§ **Task statement**
Select the lines of the records containing the word "Output" and list them.

Collected data:
****************

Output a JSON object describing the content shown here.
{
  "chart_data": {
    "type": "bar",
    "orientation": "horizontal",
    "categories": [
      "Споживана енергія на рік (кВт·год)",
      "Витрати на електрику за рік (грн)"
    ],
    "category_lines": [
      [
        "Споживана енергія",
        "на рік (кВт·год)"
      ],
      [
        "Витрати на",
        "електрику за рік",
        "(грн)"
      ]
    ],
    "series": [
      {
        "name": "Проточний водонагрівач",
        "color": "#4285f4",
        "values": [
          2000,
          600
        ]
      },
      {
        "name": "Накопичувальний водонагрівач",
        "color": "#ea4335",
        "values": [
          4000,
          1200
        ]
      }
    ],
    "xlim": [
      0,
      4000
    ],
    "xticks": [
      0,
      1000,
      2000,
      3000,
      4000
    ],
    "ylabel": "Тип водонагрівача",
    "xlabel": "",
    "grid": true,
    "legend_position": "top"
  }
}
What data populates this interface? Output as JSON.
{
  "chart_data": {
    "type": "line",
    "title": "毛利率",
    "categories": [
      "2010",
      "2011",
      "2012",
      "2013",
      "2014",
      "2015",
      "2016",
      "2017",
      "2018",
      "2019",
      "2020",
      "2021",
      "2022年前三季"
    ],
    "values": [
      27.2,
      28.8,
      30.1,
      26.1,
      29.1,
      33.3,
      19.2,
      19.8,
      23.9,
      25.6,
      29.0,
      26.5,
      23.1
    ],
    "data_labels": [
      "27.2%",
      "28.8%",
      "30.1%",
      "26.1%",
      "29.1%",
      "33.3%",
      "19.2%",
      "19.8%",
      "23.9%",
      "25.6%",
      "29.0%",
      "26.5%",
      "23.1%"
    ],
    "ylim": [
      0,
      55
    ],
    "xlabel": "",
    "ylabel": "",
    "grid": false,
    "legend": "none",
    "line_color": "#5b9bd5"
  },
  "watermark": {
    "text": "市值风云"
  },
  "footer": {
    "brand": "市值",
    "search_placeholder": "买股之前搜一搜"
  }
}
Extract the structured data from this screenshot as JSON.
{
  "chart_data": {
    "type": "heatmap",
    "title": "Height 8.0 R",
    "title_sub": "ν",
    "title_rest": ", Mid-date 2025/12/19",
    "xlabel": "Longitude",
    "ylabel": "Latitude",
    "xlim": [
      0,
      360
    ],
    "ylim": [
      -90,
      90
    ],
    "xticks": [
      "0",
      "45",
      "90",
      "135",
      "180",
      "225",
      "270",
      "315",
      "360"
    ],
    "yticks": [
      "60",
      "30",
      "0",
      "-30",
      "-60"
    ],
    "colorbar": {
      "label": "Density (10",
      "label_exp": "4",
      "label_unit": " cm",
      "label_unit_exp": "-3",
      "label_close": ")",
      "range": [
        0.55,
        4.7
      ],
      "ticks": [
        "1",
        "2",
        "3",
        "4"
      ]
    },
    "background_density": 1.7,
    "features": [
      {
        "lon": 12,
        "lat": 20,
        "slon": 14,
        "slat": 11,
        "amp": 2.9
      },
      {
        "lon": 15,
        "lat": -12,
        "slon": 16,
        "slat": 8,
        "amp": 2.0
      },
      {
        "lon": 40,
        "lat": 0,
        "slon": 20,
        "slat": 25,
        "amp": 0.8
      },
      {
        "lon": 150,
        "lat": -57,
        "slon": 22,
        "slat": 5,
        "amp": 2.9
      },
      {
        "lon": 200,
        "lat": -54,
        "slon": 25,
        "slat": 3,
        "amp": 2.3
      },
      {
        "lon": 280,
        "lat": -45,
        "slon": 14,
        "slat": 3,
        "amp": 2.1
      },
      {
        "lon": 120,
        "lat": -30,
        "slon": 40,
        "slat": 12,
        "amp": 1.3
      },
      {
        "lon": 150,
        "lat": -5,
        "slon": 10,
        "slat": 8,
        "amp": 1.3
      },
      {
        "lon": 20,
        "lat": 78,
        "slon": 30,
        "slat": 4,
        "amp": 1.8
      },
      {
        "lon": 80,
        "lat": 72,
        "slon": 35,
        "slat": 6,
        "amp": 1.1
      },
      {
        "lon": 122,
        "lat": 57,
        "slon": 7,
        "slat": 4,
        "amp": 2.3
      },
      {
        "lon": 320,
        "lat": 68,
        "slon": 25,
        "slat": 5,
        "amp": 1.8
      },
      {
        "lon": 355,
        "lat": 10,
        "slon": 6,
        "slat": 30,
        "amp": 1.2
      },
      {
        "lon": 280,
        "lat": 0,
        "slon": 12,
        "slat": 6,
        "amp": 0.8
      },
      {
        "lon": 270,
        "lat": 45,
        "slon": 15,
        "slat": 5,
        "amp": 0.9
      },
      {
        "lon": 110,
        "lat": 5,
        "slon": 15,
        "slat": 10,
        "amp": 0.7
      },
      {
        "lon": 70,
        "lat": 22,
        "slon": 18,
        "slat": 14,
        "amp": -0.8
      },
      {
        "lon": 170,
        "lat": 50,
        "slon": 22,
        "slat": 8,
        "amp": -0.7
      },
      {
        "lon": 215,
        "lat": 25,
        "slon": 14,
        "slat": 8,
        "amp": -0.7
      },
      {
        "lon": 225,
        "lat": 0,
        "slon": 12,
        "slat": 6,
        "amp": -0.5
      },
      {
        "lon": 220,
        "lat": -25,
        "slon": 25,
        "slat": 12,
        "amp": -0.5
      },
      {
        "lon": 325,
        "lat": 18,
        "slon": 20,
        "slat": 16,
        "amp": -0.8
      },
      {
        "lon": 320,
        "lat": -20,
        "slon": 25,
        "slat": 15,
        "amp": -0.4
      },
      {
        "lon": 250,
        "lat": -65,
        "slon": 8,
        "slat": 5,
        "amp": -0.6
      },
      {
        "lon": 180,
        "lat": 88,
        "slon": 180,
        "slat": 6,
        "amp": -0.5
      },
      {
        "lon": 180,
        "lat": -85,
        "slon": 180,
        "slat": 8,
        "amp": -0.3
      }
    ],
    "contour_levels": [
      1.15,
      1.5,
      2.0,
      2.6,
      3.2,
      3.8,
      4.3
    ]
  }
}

****************

§ **Answer to this task**
Output a JSON object describing the content shown here.
What data populates this interface? Output as JSON.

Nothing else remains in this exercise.